» STATED GOAL
Copy all of the material word for word, except for the pictures.

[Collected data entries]

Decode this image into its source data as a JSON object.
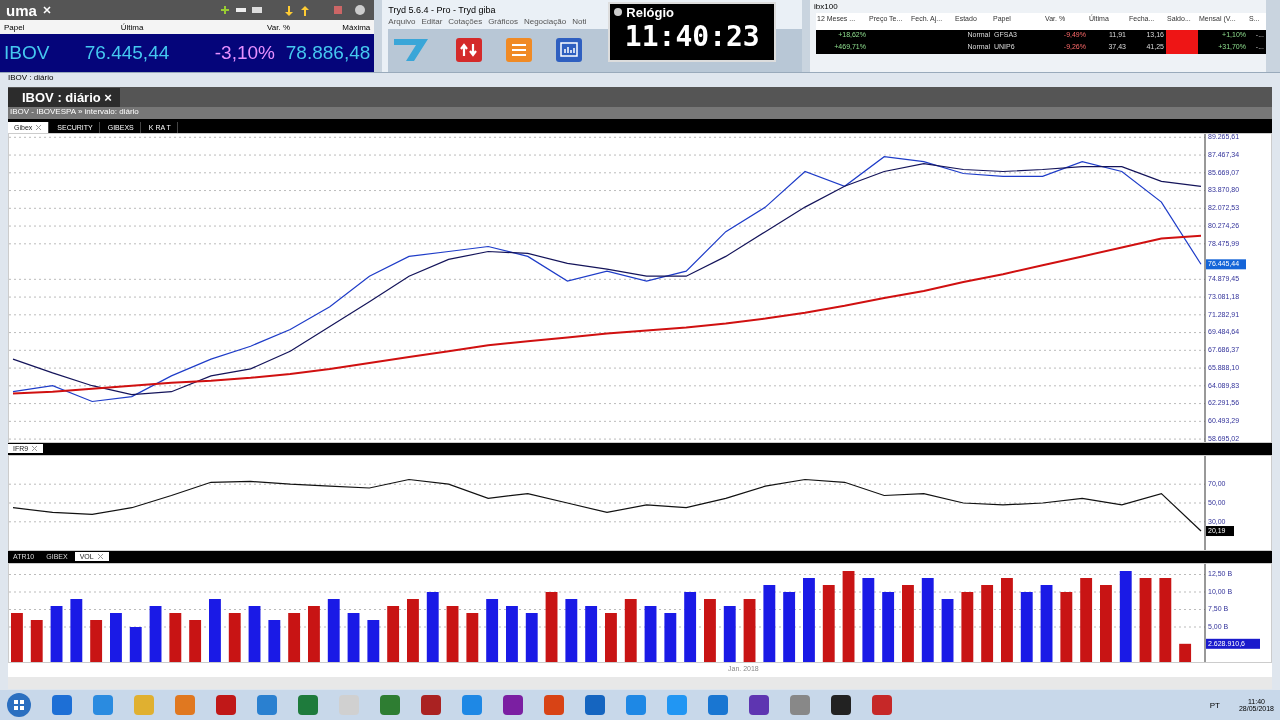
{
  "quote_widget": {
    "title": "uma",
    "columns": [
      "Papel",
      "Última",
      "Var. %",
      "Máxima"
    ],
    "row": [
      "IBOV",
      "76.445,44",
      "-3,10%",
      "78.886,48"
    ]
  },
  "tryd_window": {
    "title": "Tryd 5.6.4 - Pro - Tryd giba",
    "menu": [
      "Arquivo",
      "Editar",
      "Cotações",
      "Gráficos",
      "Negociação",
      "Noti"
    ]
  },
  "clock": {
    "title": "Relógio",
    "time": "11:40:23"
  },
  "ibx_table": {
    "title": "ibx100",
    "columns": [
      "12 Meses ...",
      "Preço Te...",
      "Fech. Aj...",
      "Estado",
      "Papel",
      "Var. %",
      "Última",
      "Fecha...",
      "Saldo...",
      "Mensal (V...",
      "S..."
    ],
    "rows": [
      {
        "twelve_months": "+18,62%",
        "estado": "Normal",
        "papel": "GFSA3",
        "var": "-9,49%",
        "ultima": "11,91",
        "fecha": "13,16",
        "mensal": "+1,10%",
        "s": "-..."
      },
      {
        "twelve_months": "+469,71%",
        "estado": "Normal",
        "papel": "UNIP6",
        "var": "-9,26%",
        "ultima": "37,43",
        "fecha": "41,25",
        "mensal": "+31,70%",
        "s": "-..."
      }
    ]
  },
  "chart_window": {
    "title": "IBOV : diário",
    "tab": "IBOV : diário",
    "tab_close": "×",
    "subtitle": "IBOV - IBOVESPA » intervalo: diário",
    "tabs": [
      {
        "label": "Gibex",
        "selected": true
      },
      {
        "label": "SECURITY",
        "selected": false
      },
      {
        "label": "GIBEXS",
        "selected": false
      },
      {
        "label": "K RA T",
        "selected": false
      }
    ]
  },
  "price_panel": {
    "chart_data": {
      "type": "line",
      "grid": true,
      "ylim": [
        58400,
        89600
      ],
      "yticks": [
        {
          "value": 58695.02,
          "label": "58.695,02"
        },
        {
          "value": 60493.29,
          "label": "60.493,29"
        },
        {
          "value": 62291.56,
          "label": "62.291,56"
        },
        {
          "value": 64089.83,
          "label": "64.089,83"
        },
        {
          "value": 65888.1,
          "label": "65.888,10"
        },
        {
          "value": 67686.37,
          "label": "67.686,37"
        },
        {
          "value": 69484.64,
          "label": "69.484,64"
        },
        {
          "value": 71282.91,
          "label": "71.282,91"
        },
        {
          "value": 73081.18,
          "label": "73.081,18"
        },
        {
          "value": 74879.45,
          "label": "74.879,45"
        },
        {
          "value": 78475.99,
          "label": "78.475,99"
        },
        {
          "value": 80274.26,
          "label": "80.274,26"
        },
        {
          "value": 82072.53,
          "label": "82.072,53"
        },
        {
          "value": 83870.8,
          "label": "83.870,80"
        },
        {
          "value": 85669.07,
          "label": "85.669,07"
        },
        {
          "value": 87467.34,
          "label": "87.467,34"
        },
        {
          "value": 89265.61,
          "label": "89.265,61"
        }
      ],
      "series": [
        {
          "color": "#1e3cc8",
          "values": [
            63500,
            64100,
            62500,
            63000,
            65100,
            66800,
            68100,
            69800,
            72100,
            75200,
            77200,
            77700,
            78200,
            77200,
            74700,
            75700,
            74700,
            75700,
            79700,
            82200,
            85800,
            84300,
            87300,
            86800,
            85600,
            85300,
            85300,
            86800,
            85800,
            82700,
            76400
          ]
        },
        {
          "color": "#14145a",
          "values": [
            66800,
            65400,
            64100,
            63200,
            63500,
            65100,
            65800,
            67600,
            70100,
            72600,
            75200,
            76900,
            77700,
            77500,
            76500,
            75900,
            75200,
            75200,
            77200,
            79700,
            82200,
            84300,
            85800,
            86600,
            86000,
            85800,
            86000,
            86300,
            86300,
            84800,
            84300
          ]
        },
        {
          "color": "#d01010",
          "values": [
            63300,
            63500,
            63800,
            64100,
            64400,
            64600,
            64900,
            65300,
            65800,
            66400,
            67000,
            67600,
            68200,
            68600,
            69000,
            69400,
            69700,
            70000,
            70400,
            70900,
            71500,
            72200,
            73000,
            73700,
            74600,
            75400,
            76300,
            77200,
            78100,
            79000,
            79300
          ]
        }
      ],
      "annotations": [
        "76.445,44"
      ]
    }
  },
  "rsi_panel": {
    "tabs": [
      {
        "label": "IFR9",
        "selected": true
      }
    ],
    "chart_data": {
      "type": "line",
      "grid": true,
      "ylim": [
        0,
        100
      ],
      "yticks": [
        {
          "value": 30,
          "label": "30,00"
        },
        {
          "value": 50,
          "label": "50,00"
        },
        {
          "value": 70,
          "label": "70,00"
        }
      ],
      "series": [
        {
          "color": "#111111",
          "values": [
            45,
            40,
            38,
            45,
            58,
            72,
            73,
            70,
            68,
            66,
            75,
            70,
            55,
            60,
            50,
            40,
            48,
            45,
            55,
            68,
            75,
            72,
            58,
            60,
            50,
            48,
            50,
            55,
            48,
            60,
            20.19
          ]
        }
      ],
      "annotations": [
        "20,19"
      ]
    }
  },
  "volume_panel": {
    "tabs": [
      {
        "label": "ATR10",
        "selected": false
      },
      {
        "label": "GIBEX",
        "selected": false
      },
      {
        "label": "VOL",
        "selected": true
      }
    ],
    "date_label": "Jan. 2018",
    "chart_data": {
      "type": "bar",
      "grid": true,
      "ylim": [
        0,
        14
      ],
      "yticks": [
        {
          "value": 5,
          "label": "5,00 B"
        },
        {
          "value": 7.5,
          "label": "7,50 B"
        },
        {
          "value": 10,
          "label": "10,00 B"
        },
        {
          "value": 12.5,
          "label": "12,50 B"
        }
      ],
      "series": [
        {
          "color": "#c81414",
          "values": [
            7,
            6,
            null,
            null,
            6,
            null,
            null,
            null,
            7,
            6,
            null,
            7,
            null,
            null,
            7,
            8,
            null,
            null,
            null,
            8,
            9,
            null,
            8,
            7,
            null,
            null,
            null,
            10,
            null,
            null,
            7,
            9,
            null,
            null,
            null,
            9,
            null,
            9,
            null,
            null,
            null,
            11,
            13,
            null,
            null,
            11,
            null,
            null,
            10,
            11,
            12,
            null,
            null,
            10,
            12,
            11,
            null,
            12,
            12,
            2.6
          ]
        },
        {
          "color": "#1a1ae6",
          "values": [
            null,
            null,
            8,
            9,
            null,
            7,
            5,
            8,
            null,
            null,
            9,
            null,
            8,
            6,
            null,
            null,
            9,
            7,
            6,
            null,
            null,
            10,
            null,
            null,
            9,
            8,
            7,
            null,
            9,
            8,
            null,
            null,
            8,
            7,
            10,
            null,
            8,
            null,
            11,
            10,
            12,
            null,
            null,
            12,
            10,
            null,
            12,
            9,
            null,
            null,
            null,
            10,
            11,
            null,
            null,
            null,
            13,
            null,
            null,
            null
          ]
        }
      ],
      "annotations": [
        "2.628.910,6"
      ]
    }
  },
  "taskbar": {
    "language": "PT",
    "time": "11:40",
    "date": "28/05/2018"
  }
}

» RESULT
Decode this image into its source data as a JSON object.
{
  "quote_widget": {
    "title": "uma",
    "columns": [
      "Papel",
      "Última",
      "Var. %",
      "Máxima"
    ],
    "row": [
      "IBOV",
      "76.445,44",
      "-3,10%",
      "78.886,48"
    ]
  },
  "tryd_window": {
    "title": "Tryd 5.6.4 - Pro - Tryd giba",
    "menu": [
      "Arquivo",
      "Editar",
      "Cotações",
      "Gráficos",
      "Negociação",
      "Noti"
    ]
  },
  "clock": {
    "title": "Relógio",
    "time": "11:40:23"
  },
  "ibx_table": {
    "title": "ibx100",
    "columns": [
      "12 Meses ...",
      "Preço Te...",
      "Fech. Aj...",
      "Estado",
      "Papel",
      "Var. %",
      "Última",
      "Fecha...",
      "Saldo...",
      "Mensal (V...",
      "S..."
    ],
    "rows": [
      {
        "twelve_months": "+18,62%",
        "estado": "Normal",
        "papel": "GFSA3",
        "var": "-9,49%",
        "ultima": "11,91",
        "fecha": "13,16",
        "mensal": "+1,10%",
        "s": "-..."
      },
      {
        "twelve_months": "+469,71%",
        "estado": "Normal",
        "papel": "UNIP6",
        "var": "-9,26%",
        "ultima": "37,43",
        "fecha": "41,25",
        "mensal": "+31,70%",
        "s": "-..."
      }
    ]
  },
  "chart_window": {
    "title": "IBOV : diário",
    "tab": "IBOV : diário",
    "tab_close": "×",
    "subtitle": "IBOV - IBOVESPA » intervalo: diário",
    "tabs": [
      {
        "label": "Gibex",
        "selected": true
      },
      {
        "label": "SECURITY",
        "selected": false
      },
      {
        "label": "GIBEXS",
        "selected": false
      },
      {
        "label": "K RA T",
        "selected": false
      }
    ]
  },
  "price_panel": {
    "chart_data": {
      "type": "line",
      "grid": true,
      "ylim": [
        58400,
        89600
      ],
      "yticks": [
        {
          "value": 58695.02,
          "label": "58.695,02"
        },
        {
          "value": 60493.29,
          "label": "60.493,29"
        },
        {
          "value": 62291.56,
          "label": "62.291,56"
        },
        {
          "value": 64089.83,
          "label": "64.089,83"
        },
        {
          "value": 65888.1,
          "label": "65.888,10"
        },
        {
          "value": 67686.37,
          "label": "67.686,37"
        },
        {
          "value": 69484.64,
          "label": "69.484,64"
        },
        {
          "value": 71282.91,
          "label": "71.282,91"
        },
        {
          "value": 73081.18,
          "label": "73.081,18"
        },
        {
          "value": 74879.45,
          "label": "74.879,45"
        },
        {
          "value": 78475.99,
          "label": "78.475,99"
        },
        {
          "value": 80274.26,
          "label": "80.274,26"
        },
        {
          "value": 82072.53,
          "label": "82.072,53"
        },
        {
          "value": 83870.8,
          "label": "83.870,80"
        },
        {
          "value": 85669.07,
          "label": "85.669,07"
        },
        {
          "value": 87467.34,
          "label": "87.467,34"
        },
        {
          "value": 89265.61,
          "label": "89.265,61"
        }
      ],
      "series": [
        {
          "color": "#1e3cc8",
          "values": [
            63500,
            64100,
            62500,
            63000,
            65100,
            66800,
            68100,
            69800,
            72100,
            75200,
            77200,
            77700,
            78200,
            77200,
            74700,
            75700,
            74700,
            75700,
            79700,
            82200,
            85800,
            84300,
            87300,
            86800,
            85600,
            85300,
            85300,
            86800,
            85800,
            82700,
            76400
          ]
        },
        {
          "color": "#14145a",
          "values": [
            66800,
            65400,
            64100,
            63200,
            63500,
            65100,
            65800,
            67600,
            70100,
            72600,
            75200,
            76900,
            77700,
            77500,
            76500,
            75900,
            75200,
            75200,
            77200,
            79700,
            82200,
            84300,
            85800,
            86600,
            86000,
            85800,
            86000,
            86300,
            86300,
            84800,
            84300
          ]
        },
        {
          "color": "#d01010",
          "values": [
            63300,
            63500,
            63800,
            64100,
            64400,
            64600,
            64900,
            65300,
            65800,
            66400,
            67000,
            67600,
            68200,
            68600,
            69000,
            69400,
            69700,
            70000,
            70400,
            70900,
            71500,
            72200,
            73000,
            73700,
            74600,
            75400,
            76300,
            77200,
            78100,
            79000,
            79300
          ]
        }
      ],
      "annotations": [
        "76.445,44"
      ]
    }
  },
  "rsi_panel": {
    "tabs": [
      {
        "label": "IFR9",
        "selected": true
      }
    ],
    "chart_data": {
      "type": "line",
      "grid": true,
      "ylim": [
        0,
        100
      ],
      "yticks": [
        {
          "value": 30,
          "label": "30,00"
        },
        {
          "value": 50,
          "label": "50,00"
        },
        {
          "value": 70,
          "label": "70,00"
        }
      ],
      "series": [
        {
          "color": "#111111",
          "values": [
            45,
            40,
            38,
            45,
            58,
            72,
            73,
            70,
            68,
            66,
            75,
            70,
            55,
            60,
            50,
            40,
            48,
            45,
            55,
            68,
            75,
            72,
            58,
            60,
            50,
            48,
            50,
            55,
            48,
            60,
            20.19
          ]
        }
      ],
      "annotations": [
        "20,19"
      ]
    }
  },
  "volume_panel": {
    "tabs": [
      {
        "label": "ATR10",
        "selected": false
      },
      {
        "label": "GIBEX",
        "selected": false
      },
      {
        "label": "VOL",
        "selected": true
      }
    ],
    "date_label": "Jan. 2018",
    "chart_data": {
      "type": "bar",
      "grid": true,
      "ylim": [
        0,
        14
      ],
      "yticks": [
        {
          "value": 5,
          "label": "5,00 B"
        },
        {
          "value": 7.5,
          "label": "7,50 B"
        },
        {
          "value": 10,
          "label": "10,00 B"
        },
        {
          "value": 12.5,
          "label": "12,50 B"
        }
      ],
      "series": [
        {
          "color": "#c81414",
          "values": [
            7,
            6,
            null,
            null,
            6,
            null,
            null,
            null,
            7,
            6,
            null,
            7,
            null,
            null,
            7,
            8,
            null,
            null,
            null,
            8,
            9,
            null,
            8,
            7,
            null,
            null,
            null,
            10,
            null,
            null,
            7,
            9,
            null,
            null,
            null,
            9,
            null,
            9,
            null,
            null,
            null,
            11,
            13,
            null,
            null,
            11,
            null,
            null,
            10,
            11,
            12,
            null,
            null,
            10,
            12,
            11,
            null,
            12,
            12,
            2.6
          ]
        },
        {
          "color": "#1a1ae6",
          "values": [
            null,
            null,
            8,
            9,
            null,
            7,
            5,
            8,
            null,
            null,
            9,
            null,
            8,
            6,
            null,
            null,
            9,
            7,
            6,
            null,
            null,
            10,
            null,
            null,
            9,
            8,
            7,
            null,
            9,
            8,
            null,
            null,
            8,
            7,
            10,
            null,
            8,
            null,
            11,
            10,
            12,
            null,
            null,
            12,
            10,
            null,
            12,
            9,
            null,
            null,
            null,
            10,
            11,
            null,
            null,
            null,
            13,
            null,
            null,
            null
          ]
        }
      ],
      "annotations": [
        "2.628.910,6"
      ]
    }
  },
  "taskbar": {
    "language": "PT",
    "time": "11:40",
    "date": "28/05/2018"
  }
}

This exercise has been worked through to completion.